**WHAT NEEDS TO BE DONE**.
From the entries below, copy out every line with "name" in it.

--- Start of INFORMATION SUPPLIED ---

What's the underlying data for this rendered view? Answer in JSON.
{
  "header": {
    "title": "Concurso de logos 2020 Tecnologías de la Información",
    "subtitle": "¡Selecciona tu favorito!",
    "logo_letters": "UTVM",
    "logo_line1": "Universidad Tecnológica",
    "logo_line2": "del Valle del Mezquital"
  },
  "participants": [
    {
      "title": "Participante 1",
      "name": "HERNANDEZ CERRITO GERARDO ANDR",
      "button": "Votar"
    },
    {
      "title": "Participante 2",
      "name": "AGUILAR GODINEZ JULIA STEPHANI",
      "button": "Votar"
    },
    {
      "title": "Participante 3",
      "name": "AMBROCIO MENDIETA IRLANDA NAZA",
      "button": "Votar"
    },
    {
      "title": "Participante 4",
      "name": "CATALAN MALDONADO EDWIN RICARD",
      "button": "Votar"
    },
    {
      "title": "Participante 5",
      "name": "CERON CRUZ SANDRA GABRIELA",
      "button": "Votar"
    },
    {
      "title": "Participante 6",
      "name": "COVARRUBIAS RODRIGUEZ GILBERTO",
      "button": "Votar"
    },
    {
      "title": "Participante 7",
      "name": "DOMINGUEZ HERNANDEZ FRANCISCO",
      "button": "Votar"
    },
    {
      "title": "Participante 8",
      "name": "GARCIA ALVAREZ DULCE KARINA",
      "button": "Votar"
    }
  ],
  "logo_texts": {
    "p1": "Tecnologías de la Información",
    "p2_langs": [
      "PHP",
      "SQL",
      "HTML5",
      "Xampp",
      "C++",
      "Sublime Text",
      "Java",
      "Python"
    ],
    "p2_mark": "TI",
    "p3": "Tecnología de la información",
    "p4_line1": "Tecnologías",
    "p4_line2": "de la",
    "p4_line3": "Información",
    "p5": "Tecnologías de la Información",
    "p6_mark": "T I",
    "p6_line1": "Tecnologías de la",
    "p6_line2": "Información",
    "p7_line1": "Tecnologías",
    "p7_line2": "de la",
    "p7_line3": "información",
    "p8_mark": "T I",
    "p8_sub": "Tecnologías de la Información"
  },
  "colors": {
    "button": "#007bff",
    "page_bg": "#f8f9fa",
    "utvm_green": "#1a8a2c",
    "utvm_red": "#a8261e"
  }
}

--- End of INFORMATION SUPPLIED ---

**THE RESPONSE**.
      "name": "HERNANDEZ CERRITO GERARDO ANDR",
      "name": "AGUILAR GODINEZ JULIA STEPHANI",
      "name": "AMBROCIO MENDIETA IRLANDA NAZA",
      "name": "CATALAN MALDONADO EDWIN RICARD",
      "name": "CERON CRUZ SANDRA GABRIELA",
      "name": "COVARRUBIAS RODRIGUEZ GILBERTO",
      "name": "DOMINGUEZ HERNANDEZ FRANCISCO",
      "name": "GARCIA ALVAREZ DULCE KARINA",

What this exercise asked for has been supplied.